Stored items
## Begin

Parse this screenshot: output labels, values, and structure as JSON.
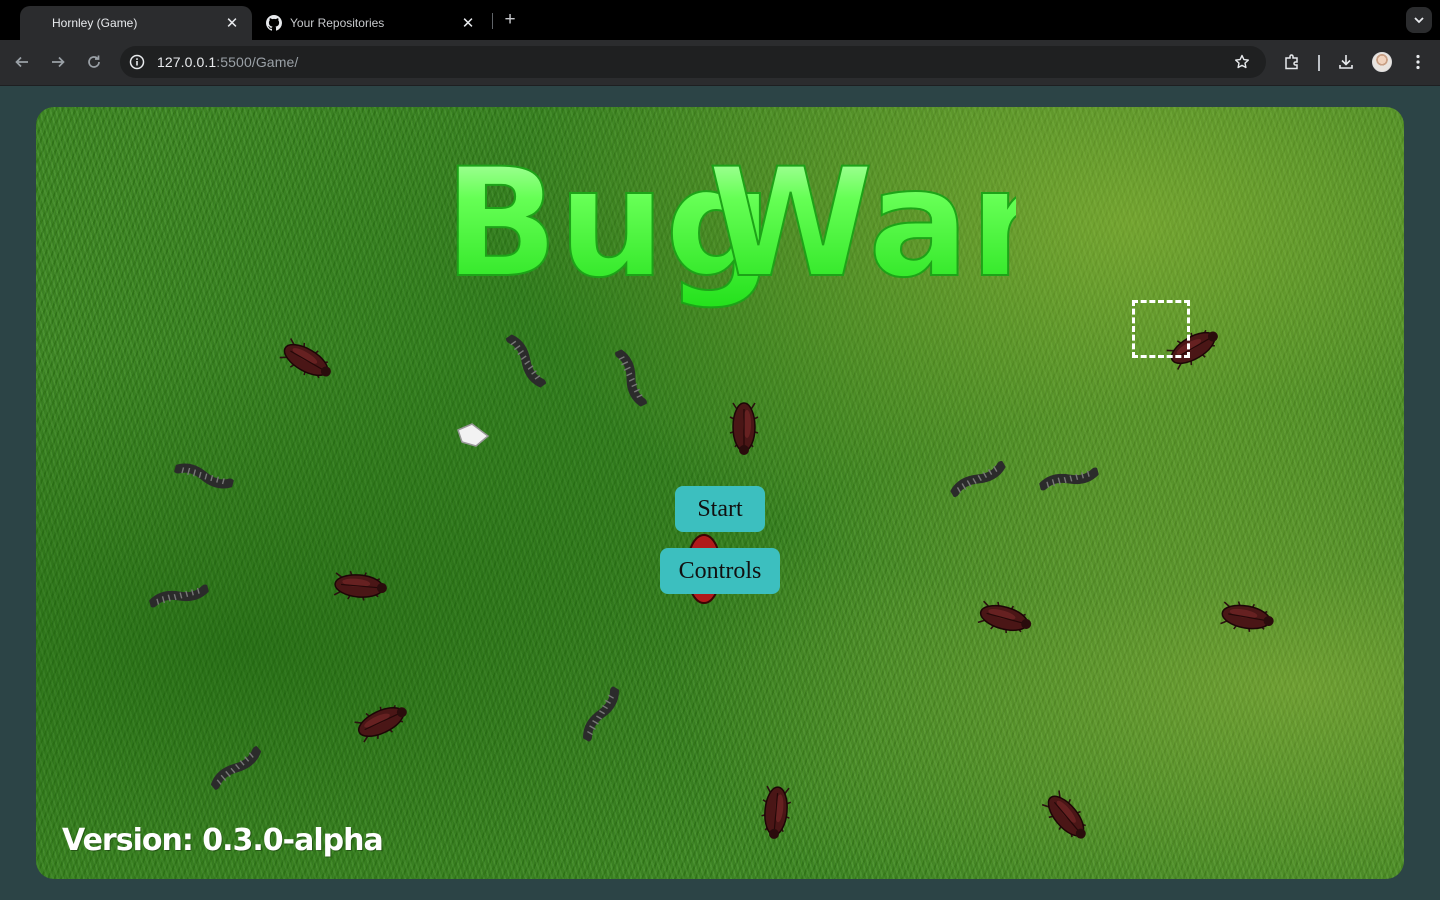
{
  "browser": {
    "tabs": [
      {
        "title": "Hornley (Game)",
        "active": true
      },
      {
        "title": "Your Repositories",
        "active": false,
        "icon": "github-icon"
      }
    ],
    "url_host": "127.0.0.1",
    "url_rest": ":5500/Game/"
  },
  "game": {
    "title": "Bug Wars",
    "title_word1": "Bug",
    "title_word2": "Wars",
    "buttons": {
      "start": "Start",
      "controls": "Controls"
    },
    "version_label": "Version: 0.3.0-alpha",
    "colors": {
      "title_green": "#33ff33",
      "button_teal": "#3cbfbf",
      "grass": "#3a8a1e"
    }
  }
}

## End

_PROBLEM TO WORK ON_. Extract all the data above exactly, excluding every picture.

_RESPONSE_.
Parse this screenshot: output labels, values, and structure as JSON.
{
  "browser": {
    "tabs": [
      {
        "title": "Hornley (Game)",
        "active": true
      },
      {
        "title": "Your Repositories",
        "active": false,
        "icon": "github-icon"
      }
    ],
    "url_host": "127.0.0.1",
    "url_rest": ":5500/Game/"
  },
  "game": {
    "title": "Bug Wars",
    "title_word1": "Bug",
    "title_word2": "Wars",
    "buttons": {
      "start": "Start",
      "controls": "Controls"
    },
    "version_label": "Version: 0.3.0-alpha",
    "colors": {
      "title_green": "#33ff33",
      "button_teal": "#3cbfbf",
      "grass": "#3a8a1e"
    }
  }
}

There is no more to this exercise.